─── Data for processing

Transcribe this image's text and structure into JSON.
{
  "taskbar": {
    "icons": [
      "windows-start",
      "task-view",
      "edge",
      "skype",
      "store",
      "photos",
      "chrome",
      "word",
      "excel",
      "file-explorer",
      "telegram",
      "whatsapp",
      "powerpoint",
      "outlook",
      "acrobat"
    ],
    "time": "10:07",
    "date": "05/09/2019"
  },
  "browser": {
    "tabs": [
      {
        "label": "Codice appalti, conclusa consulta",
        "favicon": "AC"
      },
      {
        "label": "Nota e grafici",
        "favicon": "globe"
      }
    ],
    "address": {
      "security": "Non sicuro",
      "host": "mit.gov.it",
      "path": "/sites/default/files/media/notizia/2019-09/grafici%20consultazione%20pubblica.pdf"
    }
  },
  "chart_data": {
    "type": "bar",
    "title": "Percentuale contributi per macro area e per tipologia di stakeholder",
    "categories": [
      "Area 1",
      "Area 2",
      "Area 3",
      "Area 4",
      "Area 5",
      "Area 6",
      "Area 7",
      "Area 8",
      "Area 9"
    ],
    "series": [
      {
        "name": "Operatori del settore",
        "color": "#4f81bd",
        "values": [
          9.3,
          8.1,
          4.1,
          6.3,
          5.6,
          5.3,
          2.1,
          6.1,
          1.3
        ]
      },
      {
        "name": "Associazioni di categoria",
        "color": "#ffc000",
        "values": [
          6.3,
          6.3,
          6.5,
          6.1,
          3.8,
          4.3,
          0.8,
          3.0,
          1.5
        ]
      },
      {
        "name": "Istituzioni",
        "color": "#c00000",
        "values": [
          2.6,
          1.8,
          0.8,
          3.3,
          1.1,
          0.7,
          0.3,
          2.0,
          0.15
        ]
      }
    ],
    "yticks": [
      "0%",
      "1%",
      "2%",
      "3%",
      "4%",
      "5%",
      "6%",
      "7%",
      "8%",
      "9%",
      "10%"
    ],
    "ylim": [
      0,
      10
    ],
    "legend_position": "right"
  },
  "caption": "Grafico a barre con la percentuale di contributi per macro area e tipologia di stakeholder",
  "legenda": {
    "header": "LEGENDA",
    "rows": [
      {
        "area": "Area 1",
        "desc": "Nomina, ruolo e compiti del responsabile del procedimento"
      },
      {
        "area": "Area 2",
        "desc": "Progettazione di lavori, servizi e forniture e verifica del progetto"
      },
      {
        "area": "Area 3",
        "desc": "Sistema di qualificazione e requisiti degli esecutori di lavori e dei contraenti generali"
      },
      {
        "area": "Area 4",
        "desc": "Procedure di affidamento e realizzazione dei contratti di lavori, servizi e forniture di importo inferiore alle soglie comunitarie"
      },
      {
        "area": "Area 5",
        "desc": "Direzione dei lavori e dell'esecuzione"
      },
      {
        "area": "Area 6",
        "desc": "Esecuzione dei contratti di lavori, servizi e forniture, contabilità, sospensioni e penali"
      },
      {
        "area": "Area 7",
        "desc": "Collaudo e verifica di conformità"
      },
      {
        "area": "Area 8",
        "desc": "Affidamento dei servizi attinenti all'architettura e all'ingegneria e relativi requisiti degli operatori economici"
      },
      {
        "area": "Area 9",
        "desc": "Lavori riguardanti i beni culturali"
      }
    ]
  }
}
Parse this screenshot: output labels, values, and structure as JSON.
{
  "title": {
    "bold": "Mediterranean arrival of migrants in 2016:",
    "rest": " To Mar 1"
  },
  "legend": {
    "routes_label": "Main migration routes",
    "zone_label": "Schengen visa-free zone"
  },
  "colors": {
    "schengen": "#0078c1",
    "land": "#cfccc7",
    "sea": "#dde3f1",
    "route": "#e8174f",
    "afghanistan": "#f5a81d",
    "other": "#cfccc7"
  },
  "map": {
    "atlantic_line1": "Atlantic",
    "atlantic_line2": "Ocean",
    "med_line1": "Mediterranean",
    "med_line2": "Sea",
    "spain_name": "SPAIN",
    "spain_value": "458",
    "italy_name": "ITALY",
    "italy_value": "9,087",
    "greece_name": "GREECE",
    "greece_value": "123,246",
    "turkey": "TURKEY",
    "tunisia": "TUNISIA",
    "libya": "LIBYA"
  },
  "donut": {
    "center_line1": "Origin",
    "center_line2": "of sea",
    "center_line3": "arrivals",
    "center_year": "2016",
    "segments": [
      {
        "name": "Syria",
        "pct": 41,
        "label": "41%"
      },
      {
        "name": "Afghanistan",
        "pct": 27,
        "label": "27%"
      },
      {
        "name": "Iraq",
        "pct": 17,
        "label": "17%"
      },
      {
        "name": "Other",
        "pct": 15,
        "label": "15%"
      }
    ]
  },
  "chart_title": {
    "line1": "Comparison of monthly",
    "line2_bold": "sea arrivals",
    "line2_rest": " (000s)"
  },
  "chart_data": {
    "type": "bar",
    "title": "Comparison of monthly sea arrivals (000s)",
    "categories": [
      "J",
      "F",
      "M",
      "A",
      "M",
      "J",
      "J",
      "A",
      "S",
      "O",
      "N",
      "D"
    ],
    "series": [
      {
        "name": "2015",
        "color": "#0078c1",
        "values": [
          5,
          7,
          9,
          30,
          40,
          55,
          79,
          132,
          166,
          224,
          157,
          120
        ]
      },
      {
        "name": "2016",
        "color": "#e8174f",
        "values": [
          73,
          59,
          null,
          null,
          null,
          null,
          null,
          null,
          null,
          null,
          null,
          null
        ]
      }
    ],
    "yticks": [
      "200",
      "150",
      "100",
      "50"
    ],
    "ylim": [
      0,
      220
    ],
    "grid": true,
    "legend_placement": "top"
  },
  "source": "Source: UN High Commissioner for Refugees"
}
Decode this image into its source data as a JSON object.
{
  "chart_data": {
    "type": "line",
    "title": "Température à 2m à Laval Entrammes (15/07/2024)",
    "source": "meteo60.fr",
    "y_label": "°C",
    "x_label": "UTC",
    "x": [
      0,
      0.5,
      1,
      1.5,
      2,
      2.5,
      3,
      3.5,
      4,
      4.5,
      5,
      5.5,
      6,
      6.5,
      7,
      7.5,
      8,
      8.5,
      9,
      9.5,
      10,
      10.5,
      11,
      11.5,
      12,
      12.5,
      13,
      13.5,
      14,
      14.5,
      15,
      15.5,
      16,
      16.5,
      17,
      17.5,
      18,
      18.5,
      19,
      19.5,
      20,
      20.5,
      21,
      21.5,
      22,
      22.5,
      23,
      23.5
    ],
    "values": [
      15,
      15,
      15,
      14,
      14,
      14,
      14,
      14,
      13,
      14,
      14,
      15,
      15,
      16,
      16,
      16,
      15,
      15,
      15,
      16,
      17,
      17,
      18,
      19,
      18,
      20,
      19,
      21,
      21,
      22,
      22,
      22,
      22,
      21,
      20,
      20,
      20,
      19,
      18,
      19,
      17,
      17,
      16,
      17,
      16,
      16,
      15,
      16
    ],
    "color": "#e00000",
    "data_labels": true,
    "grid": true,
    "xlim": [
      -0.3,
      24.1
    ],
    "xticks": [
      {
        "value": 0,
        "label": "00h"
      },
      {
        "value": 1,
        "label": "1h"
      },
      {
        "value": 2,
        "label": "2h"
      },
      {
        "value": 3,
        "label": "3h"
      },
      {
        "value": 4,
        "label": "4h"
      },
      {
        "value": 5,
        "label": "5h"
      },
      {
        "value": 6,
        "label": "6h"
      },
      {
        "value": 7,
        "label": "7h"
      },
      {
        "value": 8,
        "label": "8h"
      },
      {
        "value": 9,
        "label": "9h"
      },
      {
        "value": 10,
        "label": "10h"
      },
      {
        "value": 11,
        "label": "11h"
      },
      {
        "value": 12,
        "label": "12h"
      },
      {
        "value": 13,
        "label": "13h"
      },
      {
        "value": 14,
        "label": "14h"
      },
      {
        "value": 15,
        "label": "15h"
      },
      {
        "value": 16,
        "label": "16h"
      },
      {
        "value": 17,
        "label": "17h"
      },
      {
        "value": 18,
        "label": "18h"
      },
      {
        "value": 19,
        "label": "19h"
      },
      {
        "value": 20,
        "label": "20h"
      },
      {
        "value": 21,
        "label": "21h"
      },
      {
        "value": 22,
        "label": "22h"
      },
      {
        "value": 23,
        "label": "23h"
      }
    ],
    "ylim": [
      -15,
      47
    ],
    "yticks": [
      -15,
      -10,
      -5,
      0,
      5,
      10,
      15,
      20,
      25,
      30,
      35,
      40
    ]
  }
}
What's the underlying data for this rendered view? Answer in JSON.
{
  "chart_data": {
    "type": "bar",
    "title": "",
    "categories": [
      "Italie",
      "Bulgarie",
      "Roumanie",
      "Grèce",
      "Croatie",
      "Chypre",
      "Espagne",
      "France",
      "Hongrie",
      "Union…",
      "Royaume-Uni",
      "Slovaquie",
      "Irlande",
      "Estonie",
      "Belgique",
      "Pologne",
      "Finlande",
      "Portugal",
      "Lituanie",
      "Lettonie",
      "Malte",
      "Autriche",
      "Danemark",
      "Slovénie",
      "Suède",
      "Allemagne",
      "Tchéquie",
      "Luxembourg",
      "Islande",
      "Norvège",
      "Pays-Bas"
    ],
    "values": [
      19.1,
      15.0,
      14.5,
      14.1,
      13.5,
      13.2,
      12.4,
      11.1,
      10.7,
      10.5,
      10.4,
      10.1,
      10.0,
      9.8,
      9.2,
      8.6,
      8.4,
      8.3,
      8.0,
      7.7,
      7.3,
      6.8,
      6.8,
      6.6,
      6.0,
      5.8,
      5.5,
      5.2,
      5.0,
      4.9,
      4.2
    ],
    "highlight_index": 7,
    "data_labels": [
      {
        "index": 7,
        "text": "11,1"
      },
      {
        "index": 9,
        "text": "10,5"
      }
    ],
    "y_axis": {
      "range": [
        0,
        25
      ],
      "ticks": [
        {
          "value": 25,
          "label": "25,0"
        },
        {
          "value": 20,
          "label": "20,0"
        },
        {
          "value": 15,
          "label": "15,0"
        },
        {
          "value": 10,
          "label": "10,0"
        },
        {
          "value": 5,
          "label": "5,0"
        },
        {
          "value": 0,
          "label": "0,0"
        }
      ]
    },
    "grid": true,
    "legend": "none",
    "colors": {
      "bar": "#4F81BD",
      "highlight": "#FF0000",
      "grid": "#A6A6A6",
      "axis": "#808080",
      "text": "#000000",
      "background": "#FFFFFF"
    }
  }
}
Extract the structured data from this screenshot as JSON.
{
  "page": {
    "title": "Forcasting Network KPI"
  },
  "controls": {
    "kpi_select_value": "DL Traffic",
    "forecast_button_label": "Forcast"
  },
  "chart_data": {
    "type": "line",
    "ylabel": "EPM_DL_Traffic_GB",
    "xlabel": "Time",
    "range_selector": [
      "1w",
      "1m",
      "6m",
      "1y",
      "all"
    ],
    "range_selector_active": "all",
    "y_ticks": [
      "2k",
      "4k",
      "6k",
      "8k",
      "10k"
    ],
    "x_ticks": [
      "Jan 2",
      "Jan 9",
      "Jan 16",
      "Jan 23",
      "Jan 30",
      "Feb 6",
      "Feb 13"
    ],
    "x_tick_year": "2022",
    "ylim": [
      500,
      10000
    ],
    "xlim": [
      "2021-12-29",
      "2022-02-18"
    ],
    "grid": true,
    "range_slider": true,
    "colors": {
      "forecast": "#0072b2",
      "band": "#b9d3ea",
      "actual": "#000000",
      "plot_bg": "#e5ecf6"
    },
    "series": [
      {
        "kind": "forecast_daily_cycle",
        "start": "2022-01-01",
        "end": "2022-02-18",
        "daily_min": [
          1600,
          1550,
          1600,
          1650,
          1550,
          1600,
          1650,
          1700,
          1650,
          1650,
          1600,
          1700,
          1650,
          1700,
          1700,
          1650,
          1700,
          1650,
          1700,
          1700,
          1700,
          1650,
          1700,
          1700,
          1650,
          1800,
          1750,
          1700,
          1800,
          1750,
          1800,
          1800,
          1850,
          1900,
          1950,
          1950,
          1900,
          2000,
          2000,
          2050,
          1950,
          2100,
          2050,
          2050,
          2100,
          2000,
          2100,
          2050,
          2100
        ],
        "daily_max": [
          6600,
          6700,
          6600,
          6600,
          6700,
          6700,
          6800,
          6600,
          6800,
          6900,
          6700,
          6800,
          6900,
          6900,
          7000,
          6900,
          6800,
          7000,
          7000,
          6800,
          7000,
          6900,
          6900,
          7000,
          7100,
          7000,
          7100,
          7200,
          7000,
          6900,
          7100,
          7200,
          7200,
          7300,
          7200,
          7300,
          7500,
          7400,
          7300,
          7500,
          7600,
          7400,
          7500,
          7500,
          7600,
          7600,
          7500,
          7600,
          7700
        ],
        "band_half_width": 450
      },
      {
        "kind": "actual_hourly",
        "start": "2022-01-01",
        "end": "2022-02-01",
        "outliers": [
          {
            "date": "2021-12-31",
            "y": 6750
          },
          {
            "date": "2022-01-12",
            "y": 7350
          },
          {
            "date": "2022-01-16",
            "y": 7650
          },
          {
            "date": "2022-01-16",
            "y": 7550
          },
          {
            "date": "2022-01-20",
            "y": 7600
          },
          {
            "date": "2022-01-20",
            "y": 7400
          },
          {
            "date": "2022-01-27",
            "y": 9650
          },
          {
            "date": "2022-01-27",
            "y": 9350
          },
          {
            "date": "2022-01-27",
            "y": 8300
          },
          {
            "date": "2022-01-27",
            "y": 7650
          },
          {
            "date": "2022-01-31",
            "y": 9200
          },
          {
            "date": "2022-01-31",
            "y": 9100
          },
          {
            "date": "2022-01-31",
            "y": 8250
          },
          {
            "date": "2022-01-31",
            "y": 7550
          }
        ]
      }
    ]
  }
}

──────

Task prompt:
Scan the material above for the word "Comparison". Copy each line where it occurs.

Solution below:
    "line1": "Comparison of monthly",
    "title": "Comparison of monthly sea arrivals (000s)",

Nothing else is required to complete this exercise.